| Available records |
= = = = =
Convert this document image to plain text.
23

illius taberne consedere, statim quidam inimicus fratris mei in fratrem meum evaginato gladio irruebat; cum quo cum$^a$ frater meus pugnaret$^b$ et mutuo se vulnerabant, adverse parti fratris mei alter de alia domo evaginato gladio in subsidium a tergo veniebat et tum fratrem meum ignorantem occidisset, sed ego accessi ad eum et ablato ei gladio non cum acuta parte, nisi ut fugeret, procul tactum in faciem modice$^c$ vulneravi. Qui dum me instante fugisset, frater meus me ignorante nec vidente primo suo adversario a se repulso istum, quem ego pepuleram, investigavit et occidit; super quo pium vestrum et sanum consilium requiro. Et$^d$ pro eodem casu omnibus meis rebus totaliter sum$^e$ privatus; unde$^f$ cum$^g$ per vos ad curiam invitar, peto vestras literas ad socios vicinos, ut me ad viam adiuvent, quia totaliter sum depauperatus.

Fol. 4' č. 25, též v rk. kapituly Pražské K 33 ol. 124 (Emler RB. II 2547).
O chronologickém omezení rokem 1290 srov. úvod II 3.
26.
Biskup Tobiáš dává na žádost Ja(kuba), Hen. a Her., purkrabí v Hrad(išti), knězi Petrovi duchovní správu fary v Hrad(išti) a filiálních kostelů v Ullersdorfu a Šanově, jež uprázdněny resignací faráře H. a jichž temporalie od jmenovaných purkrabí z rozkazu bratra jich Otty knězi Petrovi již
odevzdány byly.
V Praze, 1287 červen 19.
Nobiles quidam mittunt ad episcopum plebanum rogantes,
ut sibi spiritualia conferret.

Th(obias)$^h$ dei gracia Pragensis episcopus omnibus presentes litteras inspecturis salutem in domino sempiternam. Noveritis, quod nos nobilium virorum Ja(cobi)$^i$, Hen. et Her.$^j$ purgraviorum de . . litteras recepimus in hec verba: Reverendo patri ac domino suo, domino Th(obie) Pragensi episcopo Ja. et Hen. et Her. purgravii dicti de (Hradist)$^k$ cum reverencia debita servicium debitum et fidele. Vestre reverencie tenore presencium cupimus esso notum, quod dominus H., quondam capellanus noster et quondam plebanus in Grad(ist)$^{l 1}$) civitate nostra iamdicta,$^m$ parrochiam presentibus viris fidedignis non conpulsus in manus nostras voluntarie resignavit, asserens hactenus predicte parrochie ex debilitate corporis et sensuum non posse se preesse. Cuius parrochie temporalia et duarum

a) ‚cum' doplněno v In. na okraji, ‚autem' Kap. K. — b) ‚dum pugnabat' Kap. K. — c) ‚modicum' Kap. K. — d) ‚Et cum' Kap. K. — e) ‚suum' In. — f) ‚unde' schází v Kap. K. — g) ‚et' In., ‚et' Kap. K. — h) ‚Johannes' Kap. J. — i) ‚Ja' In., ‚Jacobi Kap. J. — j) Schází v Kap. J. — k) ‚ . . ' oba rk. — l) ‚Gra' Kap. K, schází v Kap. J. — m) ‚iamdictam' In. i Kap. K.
= = = = =
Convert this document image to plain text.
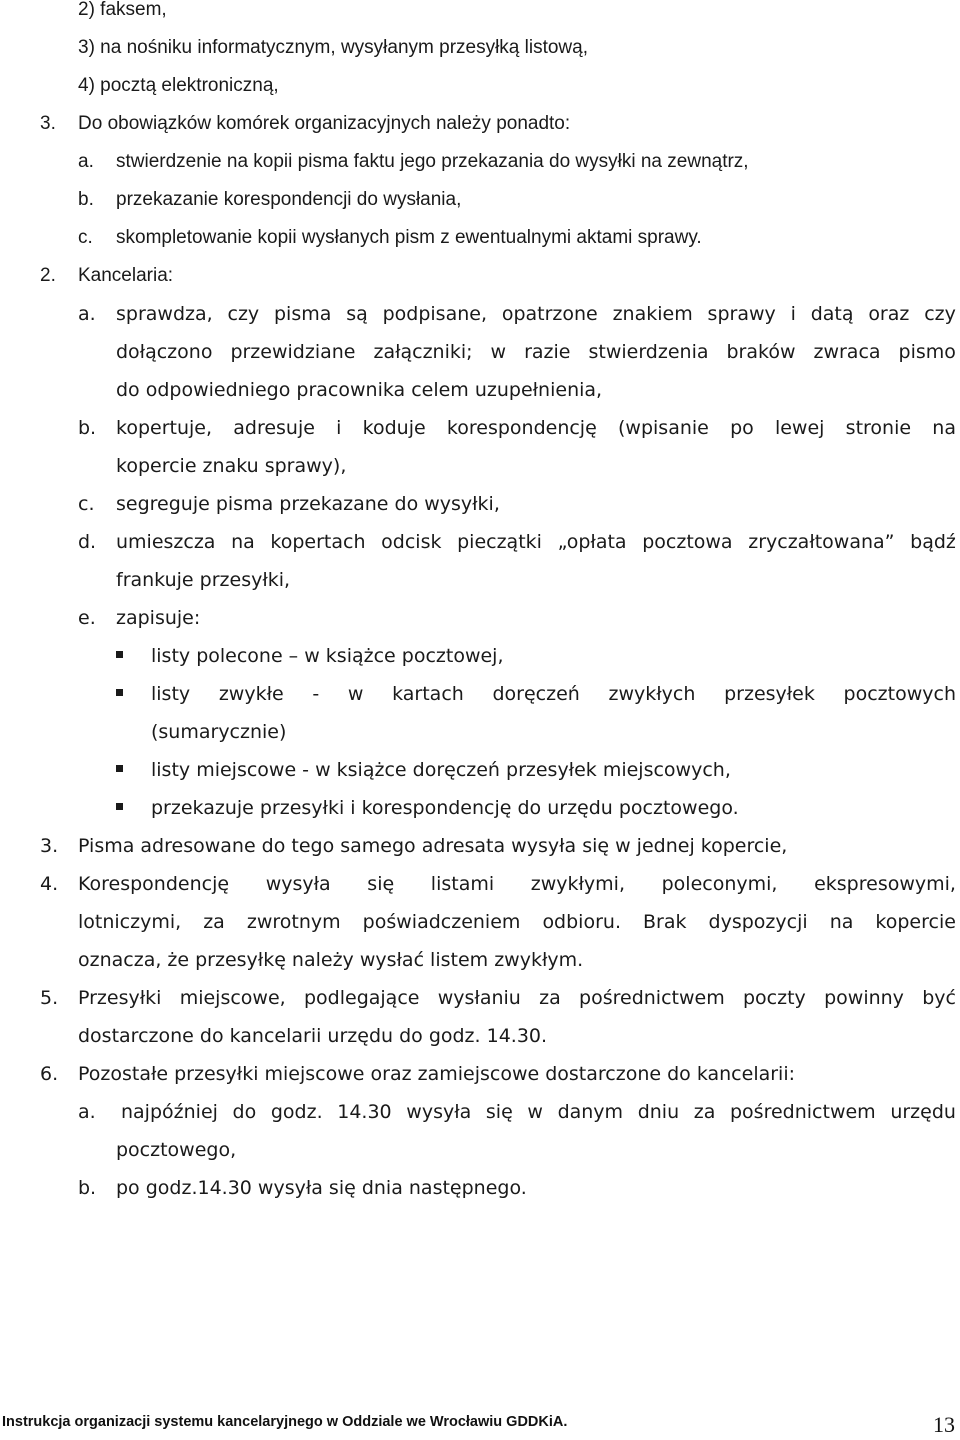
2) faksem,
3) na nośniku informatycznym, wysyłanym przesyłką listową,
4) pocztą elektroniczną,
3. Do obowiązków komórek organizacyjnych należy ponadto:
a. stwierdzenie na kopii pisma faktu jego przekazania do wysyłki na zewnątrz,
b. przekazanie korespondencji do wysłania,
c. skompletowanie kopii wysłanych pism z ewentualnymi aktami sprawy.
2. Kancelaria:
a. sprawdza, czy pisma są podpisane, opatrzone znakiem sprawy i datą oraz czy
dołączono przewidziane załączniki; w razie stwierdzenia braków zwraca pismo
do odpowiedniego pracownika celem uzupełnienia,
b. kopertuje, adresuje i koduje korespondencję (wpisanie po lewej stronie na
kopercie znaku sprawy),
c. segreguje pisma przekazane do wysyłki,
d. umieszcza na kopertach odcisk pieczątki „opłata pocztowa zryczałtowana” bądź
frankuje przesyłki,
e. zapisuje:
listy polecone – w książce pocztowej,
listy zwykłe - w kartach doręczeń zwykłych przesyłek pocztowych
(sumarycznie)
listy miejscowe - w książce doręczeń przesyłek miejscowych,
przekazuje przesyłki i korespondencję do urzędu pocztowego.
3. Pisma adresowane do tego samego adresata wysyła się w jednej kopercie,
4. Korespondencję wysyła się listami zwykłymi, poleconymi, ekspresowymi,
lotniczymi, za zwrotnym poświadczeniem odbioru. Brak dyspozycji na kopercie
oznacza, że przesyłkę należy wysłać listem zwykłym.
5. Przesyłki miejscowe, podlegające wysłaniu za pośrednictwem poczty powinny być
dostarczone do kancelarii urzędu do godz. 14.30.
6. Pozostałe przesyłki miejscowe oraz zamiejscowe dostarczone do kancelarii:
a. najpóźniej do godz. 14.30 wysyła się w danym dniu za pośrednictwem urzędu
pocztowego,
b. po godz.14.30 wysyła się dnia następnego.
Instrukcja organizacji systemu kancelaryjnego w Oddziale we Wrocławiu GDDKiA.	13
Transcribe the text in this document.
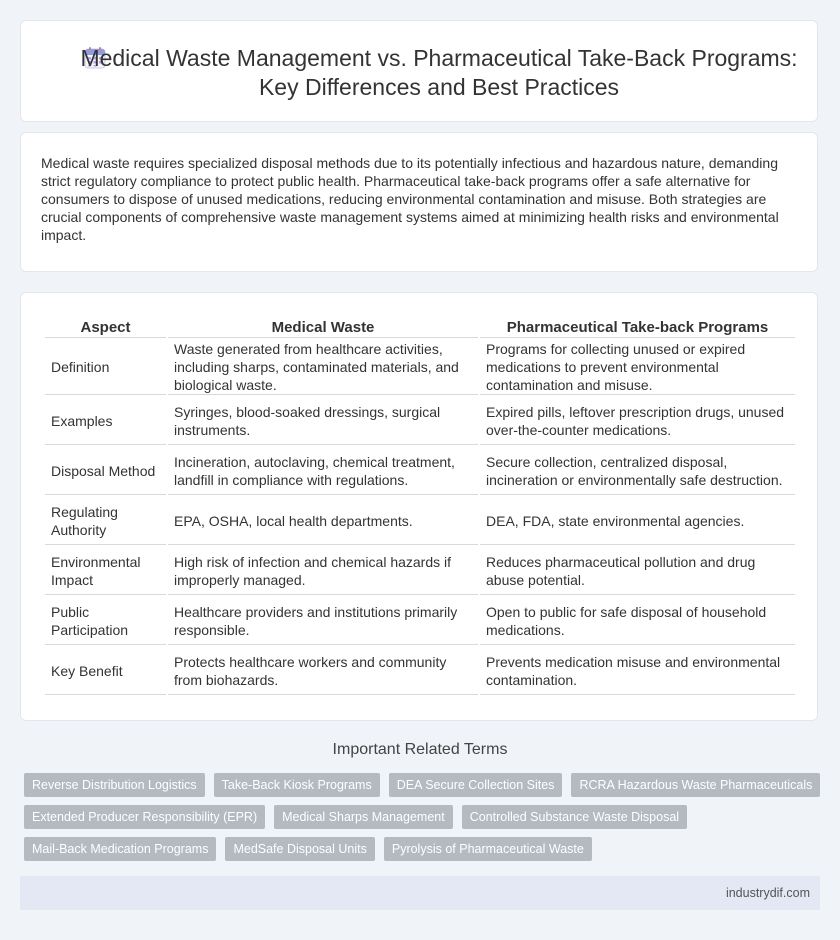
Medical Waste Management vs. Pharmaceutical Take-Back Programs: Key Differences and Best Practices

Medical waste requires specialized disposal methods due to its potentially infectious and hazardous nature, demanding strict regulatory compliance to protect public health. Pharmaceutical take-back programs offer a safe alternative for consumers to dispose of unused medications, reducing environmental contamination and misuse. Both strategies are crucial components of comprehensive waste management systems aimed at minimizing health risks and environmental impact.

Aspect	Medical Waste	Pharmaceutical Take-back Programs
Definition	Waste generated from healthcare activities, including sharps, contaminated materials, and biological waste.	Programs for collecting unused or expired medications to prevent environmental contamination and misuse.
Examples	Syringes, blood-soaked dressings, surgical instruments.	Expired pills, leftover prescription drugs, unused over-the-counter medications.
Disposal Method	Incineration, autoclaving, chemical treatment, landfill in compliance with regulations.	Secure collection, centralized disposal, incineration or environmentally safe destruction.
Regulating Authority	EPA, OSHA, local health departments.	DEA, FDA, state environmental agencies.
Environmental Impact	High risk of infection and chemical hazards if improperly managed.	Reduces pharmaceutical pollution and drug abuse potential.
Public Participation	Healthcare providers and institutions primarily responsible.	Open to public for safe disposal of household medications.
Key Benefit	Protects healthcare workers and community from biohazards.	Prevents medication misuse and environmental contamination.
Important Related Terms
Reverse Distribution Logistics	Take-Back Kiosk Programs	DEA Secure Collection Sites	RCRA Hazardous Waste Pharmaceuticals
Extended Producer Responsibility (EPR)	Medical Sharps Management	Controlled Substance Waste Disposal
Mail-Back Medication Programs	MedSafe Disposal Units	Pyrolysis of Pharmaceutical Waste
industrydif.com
= = = = =
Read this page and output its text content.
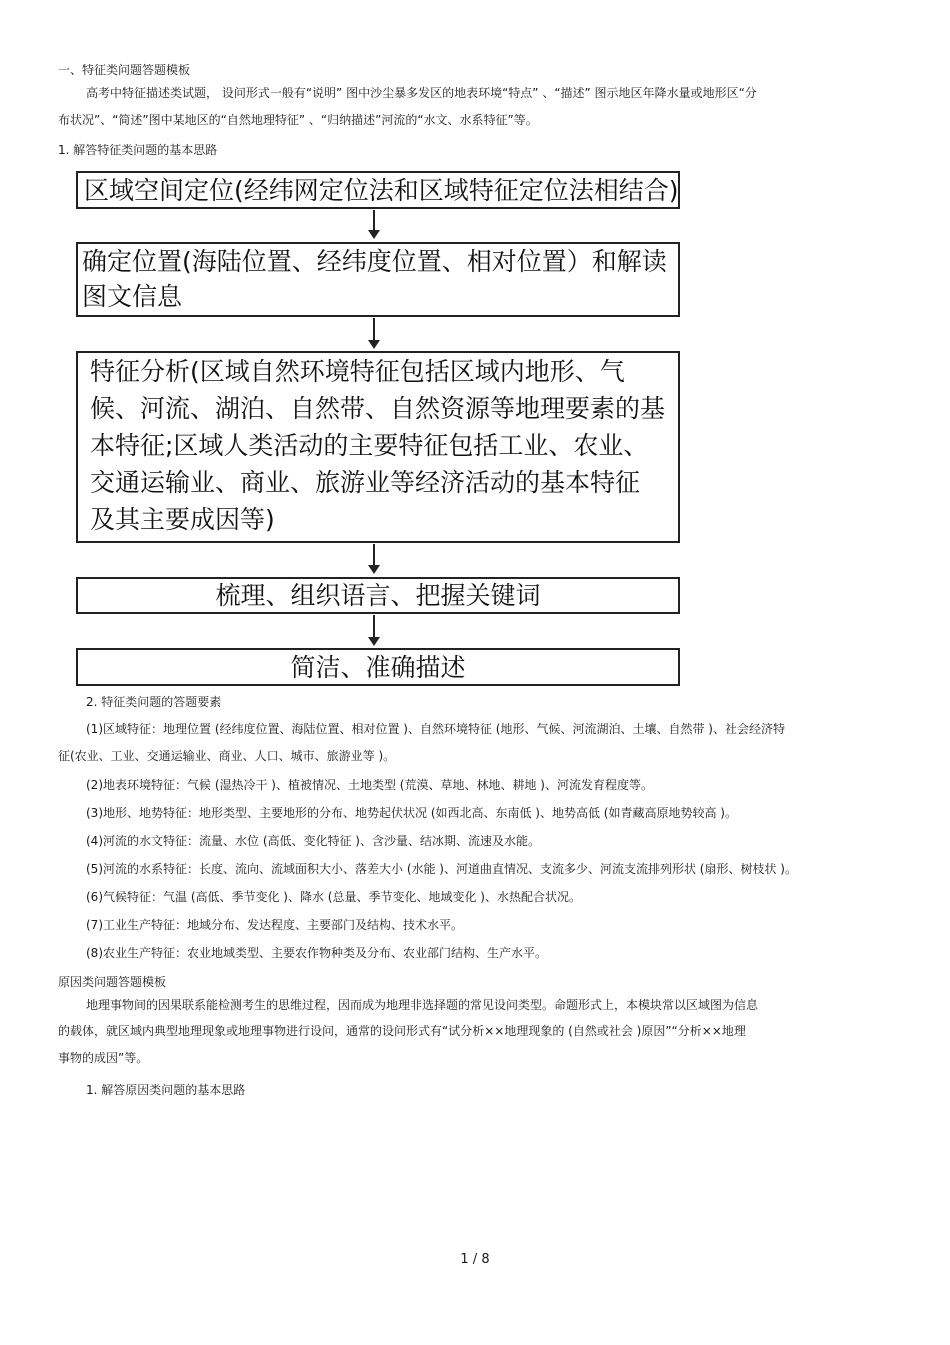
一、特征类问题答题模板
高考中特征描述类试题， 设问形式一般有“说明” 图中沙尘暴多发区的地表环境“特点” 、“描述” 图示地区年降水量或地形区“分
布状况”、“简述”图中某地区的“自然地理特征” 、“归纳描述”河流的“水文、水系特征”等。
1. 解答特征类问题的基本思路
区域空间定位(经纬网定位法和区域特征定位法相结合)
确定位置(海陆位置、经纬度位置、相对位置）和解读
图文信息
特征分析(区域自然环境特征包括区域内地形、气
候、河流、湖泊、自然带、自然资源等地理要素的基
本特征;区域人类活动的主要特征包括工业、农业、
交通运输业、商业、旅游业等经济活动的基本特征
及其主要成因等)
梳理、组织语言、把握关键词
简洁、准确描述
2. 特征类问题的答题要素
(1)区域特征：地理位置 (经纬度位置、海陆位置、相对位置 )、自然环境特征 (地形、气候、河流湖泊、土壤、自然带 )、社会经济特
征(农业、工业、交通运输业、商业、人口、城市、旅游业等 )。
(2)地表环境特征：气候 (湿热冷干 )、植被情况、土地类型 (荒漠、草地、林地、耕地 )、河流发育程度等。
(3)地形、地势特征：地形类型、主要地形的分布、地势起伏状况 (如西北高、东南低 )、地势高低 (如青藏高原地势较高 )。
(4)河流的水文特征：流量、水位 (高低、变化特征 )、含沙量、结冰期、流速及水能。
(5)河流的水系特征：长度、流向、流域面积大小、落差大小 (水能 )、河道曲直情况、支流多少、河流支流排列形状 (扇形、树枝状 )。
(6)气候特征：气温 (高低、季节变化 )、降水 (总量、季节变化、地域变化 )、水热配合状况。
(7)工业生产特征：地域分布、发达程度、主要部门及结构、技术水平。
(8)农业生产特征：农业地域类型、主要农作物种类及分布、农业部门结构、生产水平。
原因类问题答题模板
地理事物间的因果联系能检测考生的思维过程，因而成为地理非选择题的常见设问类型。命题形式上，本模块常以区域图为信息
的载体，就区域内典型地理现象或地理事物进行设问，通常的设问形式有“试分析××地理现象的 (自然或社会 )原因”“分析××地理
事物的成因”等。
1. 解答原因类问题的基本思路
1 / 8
= = = = =
| What you need to do |
A number is the only answer here: how many lines of the material above contain "海陆位置"?

| Exercise response |
2